> Extracted records:

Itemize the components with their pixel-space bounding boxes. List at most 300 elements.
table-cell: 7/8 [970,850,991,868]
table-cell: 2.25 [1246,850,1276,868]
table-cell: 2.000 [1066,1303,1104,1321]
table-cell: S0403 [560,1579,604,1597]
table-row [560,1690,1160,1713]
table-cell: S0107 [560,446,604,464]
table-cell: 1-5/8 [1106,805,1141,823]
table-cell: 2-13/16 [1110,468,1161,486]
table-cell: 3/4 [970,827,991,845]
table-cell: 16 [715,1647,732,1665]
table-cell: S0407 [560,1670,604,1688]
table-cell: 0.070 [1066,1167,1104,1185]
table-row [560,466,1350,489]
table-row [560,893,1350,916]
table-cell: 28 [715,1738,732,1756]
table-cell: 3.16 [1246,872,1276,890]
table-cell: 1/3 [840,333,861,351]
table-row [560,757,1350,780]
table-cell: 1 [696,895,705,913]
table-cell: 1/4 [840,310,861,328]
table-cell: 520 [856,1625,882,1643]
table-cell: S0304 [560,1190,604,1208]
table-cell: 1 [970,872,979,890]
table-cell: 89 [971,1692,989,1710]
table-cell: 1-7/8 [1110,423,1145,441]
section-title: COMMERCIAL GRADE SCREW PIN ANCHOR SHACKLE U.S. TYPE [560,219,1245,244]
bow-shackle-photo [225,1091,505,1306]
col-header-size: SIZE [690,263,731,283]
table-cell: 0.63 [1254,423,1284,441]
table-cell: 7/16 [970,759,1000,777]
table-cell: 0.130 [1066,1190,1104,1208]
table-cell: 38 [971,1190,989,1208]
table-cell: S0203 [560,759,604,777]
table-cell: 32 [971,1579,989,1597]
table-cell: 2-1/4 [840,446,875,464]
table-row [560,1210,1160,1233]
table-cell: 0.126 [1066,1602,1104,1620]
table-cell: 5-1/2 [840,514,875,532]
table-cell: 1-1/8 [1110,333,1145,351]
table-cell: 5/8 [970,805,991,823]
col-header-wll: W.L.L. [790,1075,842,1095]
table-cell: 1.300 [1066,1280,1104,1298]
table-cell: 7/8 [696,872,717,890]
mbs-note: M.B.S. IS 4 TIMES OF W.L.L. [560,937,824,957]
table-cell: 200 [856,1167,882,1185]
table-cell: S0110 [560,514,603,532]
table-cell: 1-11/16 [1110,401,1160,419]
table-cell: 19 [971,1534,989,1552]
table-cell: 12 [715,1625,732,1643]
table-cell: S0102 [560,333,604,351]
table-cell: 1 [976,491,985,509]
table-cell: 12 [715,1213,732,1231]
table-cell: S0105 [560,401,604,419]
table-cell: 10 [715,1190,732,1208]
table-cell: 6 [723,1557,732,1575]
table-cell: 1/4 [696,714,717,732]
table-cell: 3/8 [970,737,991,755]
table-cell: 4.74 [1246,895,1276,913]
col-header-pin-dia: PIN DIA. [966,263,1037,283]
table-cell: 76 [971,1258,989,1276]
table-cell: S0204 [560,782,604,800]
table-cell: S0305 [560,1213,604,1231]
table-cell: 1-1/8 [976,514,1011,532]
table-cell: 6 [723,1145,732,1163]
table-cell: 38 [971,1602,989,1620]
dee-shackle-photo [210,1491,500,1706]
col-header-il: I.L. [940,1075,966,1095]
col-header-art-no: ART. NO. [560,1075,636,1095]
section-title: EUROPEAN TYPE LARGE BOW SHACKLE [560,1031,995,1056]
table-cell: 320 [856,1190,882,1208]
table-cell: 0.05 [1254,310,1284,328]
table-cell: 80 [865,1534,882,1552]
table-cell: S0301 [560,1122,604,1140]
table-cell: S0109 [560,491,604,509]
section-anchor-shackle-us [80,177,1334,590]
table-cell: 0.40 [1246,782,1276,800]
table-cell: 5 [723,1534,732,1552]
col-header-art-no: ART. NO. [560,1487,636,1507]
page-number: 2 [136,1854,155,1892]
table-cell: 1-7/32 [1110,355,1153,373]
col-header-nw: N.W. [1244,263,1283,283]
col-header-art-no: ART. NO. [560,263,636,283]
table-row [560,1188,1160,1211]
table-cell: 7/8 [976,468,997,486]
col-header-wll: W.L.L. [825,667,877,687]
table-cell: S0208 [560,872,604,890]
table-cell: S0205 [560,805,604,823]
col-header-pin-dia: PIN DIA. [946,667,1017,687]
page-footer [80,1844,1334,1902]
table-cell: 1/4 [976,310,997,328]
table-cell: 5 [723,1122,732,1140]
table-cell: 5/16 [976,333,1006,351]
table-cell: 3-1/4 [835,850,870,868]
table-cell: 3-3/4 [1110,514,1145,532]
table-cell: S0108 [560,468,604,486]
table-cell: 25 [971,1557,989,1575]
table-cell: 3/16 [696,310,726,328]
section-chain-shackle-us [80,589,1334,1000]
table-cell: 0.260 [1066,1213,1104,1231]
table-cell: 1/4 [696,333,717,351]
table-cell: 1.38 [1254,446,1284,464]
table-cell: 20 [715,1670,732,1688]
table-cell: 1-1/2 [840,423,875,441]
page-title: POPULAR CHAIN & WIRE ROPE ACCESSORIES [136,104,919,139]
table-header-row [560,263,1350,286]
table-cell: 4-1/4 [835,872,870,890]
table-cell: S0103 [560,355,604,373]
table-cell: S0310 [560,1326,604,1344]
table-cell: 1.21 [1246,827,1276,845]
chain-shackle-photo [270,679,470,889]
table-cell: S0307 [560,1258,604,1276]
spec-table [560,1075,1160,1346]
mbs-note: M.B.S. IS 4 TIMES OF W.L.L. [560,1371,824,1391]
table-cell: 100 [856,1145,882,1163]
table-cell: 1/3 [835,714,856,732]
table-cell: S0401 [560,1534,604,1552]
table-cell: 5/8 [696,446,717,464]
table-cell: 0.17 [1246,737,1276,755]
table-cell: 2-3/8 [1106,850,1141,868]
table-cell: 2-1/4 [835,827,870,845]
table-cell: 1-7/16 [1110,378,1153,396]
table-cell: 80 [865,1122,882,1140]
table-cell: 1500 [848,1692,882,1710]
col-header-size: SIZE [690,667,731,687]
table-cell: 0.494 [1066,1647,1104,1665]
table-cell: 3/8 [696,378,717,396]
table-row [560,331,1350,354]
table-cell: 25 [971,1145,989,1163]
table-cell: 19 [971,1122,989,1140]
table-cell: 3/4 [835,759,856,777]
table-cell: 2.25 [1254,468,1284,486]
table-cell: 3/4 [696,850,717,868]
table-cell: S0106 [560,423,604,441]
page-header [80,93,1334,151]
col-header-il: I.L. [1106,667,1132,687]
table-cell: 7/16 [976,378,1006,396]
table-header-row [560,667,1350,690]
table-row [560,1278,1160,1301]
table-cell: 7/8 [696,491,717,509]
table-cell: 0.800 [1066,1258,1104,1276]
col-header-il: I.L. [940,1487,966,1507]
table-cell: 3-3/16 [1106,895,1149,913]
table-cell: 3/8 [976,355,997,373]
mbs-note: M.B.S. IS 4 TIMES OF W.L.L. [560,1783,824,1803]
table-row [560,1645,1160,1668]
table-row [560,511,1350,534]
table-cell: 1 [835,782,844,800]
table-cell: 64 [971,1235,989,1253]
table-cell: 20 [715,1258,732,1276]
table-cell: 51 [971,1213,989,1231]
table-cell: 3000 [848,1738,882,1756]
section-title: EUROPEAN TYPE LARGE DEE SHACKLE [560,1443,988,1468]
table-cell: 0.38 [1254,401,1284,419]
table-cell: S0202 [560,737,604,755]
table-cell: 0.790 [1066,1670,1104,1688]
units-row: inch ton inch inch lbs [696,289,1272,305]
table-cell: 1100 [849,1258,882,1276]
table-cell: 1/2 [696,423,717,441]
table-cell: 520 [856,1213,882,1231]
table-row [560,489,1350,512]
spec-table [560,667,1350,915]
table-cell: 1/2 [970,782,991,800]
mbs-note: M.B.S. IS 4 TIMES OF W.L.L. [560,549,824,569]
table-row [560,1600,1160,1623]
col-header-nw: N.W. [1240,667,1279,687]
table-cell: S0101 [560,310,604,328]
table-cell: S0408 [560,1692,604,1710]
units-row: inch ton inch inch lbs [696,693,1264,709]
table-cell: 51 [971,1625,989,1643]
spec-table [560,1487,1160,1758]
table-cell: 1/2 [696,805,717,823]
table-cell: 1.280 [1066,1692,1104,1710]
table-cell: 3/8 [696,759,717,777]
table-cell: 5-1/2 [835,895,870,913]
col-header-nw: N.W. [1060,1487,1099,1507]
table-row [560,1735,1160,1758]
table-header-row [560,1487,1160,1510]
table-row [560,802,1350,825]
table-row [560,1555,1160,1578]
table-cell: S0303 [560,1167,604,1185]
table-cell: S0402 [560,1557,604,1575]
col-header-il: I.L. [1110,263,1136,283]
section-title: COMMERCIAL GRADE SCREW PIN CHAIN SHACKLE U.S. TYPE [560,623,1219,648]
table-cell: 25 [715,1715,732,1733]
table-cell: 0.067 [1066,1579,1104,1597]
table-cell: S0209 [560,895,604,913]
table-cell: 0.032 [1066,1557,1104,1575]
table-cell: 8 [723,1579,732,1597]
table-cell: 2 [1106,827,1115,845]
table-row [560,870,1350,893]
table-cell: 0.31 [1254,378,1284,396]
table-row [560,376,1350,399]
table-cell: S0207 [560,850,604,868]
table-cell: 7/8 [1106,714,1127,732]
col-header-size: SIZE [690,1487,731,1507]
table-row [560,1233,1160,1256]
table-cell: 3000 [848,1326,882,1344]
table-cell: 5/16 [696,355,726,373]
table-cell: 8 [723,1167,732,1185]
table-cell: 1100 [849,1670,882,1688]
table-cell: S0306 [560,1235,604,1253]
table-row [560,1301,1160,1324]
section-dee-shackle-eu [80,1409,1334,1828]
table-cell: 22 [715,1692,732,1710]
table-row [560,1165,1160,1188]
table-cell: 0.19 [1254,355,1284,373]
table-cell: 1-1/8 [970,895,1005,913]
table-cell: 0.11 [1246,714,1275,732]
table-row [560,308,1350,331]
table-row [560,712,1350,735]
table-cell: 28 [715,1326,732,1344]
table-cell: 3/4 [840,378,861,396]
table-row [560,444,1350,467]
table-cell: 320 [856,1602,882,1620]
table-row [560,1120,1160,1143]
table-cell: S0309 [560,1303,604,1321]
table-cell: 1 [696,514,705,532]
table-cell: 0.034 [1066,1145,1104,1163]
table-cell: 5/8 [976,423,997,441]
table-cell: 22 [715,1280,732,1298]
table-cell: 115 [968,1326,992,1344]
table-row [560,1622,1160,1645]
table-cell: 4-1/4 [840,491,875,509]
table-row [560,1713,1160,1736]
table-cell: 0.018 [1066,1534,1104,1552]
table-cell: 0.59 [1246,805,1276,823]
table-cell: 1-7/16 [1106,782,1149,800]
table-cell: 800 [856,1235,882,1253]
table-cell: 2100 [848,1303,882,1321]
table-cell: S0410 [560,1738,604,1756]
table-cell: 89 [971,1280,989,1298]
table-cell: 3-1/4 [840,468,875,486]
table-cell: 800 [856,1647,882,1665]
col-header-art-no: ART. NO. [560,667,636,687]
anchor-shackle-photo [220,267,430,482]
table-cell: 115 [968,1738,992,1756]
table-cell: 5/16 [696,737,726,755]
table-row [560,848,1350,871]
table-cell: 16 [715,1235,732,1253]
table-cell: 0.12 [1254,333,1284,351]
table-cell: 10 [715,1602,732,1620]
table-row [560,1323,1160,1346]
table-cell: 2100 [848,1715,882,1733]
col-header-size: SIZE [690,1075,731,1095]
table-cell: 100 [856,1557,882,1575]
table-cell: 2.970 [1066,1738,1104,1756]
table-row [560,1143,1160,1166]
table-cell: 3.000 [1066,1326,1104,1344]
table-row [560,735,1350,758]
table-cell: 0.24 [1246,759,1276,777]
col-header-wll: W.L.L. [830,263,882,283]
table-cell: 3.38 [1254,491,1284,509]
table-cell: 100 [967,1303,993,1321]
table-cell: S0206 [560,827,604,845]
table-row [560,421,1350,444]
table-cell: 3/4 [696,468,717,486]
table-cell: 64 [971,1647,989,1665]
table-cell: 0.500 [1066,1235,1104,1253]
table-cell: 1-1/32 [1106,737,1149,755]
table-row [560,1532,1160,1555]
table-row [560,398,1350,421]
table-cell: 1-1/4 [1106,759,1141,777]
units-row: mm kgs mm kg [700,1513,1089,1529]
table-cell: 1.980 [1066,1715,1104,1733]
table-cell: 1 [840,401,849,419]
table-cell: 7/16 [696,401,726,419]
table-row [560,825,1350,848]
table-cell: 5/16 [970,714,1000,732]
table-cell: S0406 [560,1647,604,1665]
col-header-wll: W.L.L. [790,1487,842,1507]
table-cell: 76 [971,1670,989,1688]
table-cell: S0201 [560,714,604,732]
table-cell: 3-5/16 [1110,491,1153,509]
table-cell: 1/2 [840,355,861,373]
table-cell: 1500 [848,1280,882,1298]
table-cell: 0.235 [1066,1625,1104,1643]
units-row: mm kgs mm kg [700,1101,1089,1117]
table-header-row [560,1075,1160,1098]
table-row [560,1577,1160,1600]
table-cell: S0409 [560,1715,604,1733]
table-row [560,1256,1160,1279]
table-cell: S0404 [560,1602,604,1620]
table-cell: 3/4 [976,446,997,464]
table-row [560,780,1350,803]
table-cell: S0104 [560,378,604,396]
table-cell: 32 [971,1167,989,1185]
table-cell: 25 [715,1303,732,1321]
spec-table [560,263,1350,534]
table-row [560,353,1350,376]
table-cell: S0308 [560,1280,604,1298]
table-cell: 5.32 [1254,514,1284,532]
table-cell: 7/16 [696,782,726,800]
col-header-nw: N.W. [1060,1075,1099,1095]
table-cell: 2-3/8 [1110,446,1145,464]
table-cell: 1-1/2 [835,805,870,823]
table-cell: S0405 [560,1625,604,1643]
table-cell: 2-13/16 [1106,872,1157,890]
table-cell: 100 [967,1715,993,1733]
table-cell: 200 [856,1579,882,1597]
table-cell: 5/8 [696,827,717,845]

> What is needed: Copy out the material again, everything from its opening line down to the line containing "table-cell: 7/8 [696,872,717,890]", with both of those lines included.

> The result:
Itemize the components with their pixel-space bounding boxes. List at most 300 elements.
table-cell: 7/8 [970,850,991,868]
table-cell: 2.25 [1246,850,1276,868]
table-cell: 2.000 [1066,1303,1104,1321]
table-cell: S0403 [560,1579,604,1597]
table-row [560,1690,1160,1713]
table-cell: S0107 [560,446,604,464]
table-cell: 1-5/8 [1106,805,1141,823]
table-cell: 2-13/16 [1110,468,1161,486]
table-cell: 3/4 [970,827,991,845]
table-cell: 16 [715,1647,732,1665]
table-cell: S0407 [560,1670,604,1688]
table-cell: 0.070 [1066,1167,1104,1185]
table-row [560,466,1350,489]
table-row [560,893,1350,916]
table-cell: 28 [715,1738,732,1756]
table-cell: 3.16 [1246,872,1276,890]
table-cell: 1/3 [840,333,861,351]
table-row [560,757,1350,780]
table-cell: 1 [696,895,705,913]
table-cell: 1/4 [840,310,861,328]
table-cell: 520 [856,1625,882,1643]
table-cell: S0304 [560,1190,604,1208]
table-cell: 1 [970,872,979,890]
table-cell: 89 [971,1692,989,1710]
table-cell: 1-7/8 [1110,423,1145,441]
section-title: COMMERCIAL GRADE SCREW PIN ANCHOR SHACKLE U.S. TYPE [560,219,1245,244]
bow-shackle-photo [225,1091,505,1306]
col-header-size: SIZE [690,263,731,283]
table-cell: 0.63 [1254,423,1284,441]
table-cell: 7/16 [970,759,1000,777]
table-cell: 0.130 [1066,1190,1104,1208]
table-cell: 38 [971,1190,989,1208]
table-cell: S0203 [560,759,604,777]
table-cell: 32 [971,1579,989,1597]
table-cell: 2-1/4 [840,446,875,464]
table-row [560,1210,1160,1233]
table-cell: 0.126 [1066,1602,1104,1620]
table-cell: 5-1/2 [840,514,875,532]
table-cell: 1-1/8 [1110,333,1145,351]
table-cell: 5/8 [970,805,991,823]
col-header-wll: W.L.L. [790,1075,842,1095]
table-cell: 1.300 [1066,1280,1104,1298]
table-cell: 7/8 [696,872,717,890]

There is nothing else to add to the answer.